(Entries taken from a collection)
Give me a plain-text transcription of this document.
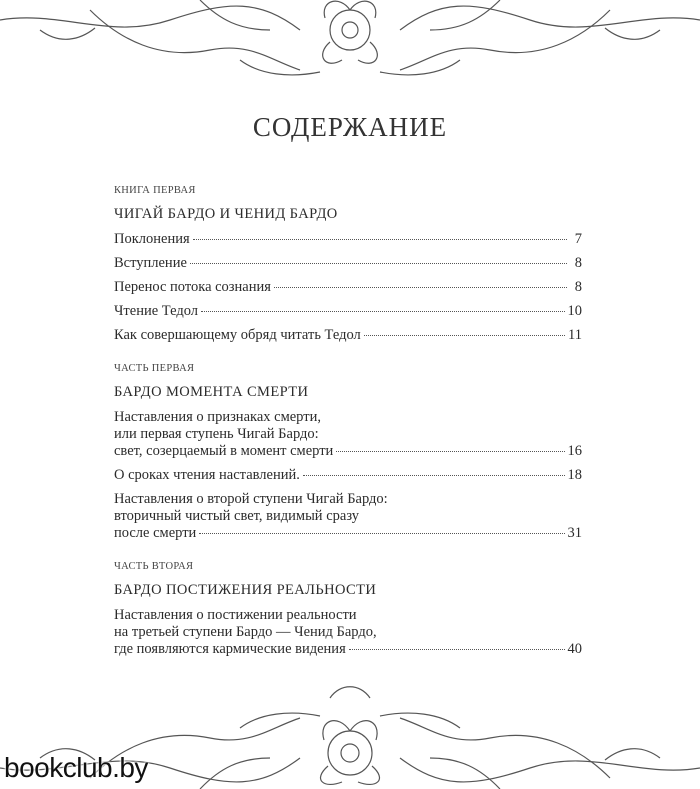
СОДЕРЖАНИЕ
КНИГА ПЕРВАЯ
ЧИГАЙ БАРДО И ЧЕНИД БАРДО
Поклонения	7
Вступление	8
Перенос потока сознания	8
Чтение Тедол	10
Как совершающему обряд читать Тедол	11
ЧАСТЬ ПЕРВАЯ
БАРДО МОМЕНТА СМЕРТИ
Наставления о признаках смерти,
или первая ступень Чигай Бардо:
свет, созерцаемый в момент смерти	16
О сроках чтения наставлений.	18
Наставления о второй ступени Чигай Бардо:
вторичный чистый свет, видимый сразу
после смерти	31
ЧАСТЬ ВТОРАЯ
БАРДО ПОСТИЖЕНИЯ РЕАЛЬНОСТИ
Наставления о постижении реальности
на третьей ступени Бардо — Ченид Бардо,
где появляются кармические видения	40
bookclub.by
...
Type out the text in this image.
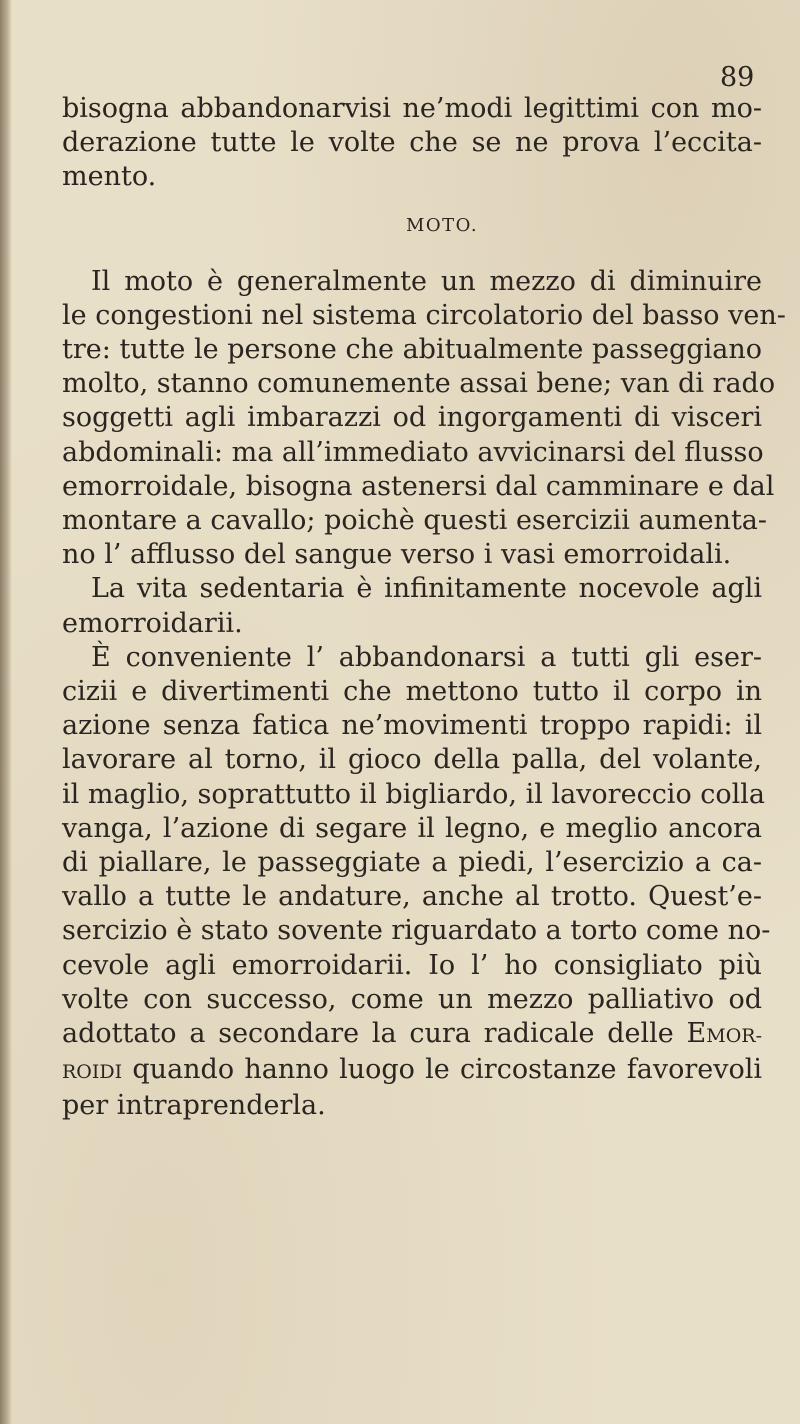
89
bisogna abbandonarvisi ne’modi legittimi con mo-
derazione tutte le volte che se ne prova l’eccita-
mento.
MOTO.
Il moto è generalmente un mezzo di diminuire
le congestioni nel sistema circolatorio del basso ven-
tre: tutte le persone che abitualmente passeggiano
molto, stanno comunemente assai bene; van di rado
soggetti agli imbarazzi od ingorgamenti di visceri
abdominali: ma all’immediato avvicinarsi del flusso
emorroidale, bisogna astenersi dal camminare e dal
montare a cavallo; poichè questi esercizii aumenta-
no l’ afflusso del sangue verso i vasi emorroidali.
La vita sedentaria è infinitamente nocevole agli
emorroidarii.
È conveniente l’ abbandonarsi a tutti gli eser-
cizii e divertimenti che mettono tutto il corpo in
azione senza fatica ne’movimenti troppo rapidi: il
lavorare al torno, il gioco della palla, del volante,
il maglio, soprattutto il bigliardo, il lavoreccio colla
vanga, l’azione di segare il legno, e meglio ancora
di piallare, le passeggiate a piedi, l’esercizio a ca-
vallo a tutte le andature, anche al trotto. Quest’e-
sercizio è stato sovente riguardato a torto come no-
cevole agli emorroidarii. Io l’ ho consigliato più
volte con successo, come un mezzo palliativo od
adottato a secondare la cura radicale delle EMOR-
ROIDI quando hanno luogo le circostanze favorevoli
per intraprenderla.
--
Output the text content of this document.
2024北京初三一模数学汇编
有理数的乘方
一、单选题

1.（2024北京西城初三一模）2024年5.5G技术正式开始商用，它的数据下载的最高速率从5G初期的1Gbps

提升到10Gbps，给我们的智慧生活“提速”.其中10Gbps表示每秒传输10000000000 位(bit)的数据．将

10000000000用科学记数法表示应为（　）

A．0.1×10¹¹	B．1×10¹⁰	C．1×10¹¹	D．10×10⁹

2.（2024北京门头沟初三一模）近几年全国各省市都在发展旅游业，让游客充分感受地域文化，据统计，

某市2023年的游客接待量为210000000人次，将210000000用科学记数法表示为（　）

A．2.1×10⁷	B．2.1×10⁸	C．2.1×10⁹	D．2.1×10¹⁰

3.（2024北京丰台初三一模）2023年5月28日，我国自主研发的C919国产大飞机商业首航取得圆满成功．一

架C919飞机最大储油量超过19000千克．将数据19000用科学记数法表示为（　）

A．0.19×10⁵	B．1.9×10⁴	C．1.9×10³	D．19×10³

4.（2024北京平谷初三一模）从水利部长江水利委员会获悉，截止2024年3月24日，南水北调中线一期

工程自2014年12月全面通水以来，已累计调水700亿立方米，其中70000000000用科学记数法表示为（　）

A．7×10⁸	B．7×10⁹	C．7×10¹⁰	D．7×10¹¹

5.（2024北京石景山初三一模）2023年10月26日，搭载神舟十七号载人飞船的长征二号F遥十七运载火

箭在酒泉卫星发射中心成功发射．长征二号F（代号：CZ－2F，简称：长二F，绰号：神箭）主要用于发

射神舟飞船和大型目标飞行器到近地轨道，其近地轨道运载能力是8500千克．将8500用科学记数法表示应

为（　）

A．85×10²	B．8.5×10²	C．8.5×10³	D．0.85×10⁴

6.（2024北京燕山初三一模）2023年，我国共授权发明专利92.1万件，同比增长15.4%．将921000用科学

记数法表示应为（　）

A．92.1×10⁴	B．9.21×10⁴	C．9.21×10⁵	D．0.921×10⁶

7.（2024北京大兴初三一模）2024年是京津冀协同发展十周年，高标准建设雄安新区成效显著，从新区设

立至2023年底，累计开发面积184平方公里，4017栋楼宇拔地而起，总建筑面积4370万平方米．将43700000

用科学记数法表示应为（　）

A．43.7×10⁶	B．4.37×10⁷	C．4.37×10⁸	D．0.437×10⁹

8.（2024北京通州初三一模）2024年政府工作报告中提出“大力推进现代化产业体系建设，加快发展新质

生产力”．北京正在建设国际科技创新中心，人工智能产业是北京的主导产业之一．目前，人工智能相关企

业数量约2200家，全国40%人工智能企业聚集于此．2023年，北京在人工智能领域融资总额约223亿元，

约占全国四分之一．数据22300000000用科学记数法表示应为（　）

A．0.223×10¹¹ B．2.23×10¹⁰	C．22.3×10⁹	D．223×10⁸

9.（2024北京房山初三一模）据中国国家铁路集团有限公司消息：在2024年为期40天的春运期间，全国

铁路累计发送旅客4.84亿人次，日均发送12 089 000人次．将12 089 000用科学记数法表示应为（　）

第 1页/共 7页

_Exercise requirements_
List each line in the listing that contains the string "bisogna".

_The completed task_
bisogna abbandonarvisi ne’modi legittimi con mo-
emorroidale, bisogna astenersi dal camminare e dal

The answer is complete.